Stored records:
###

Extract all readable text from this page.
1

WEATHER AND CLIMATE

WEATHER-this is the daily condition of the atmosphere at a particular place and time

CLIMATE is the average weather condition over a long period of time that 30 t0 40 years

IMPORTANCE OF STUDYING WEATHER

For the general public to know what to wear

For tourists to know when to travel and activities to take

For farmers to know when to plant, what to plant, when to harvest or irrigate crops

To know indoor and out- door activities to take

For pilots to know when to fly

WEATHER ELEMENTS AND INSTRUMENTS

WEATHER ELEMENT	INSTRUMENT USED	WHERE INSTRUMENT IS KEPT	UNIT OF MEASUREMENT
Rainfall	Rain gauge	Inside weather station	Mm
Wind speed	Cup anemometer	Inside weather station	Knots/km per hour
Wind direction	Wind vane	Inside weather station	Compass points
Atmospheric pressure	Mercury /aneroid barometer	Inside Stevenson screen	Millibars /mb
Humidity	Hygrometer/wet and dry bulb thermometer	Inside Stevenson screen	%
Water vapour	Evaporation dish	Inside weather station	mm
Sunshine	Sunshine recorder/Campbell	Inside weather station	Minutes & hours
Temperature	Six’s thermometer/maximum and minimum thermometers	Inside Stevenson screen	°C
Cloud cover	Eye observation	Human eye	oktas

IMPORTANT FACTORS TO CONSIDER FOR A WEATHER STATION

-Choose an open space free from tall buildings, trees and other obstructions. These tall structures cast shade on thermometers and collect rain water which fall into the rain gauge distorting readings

###

- Request: Print the material once more, exactly.

- Full output:
Extract all readable text from this page.
1

WEATHER AND CLIMATE

WEATHER-this is the daily condition of the atmosphere at a particular place and time

CLIMATE is the average weather condition over a long period of time that 30 t0 40 years

IMPORTANCE OF STUDYING WEATHER

For the general public to know what to wear

For tourists to know when to travel and activities to take

For farmers to know when to plant, what to plant, when to harvest or irrigate crops

To know indoor and out- door activities to take

For pilots to know when to fly

WEATHER ELEMENTS AND INSTRUMENTS

WEATHER ELEMENT	INSTRUMENT USED	WHERE INSTRUMENT IS KEPT	UNIT OF MEASUREMENT
Rainfall	Rain gauge	Inside weather station	Mm
Wind speed	Cup anemometer	Inside weather station	Knots/km per hour
Wind direction	Wind vane	Inside weather station	Compass points
Atmospheric pressure	Mercury /aneroid barometer	Inside Stevenson screen	Millibars /mb
Humidity	Hygrometer/wet and dry bulb thermometer	Inside Stevenson screen	%
Water vapour	Evaporation dish	Inside weather station	mm
Sunshine	Sunshine recorder/Campbell	Inside weather station	Minutes & hours
Temperature	Six’s thermometer/maximum and minimum thermometers	Inside Stevenson screen	°C
Cloud cover	Eye observation	Human eye	oktas

IMPORTANT FACTORS TO CONSIDER FOR A WEATHER STATION

-Choose an open space free from tall buildings, trees and other obstructions. These tall structures cast shade on thermometers and collect rain water which fall into the rain gauge distorting readings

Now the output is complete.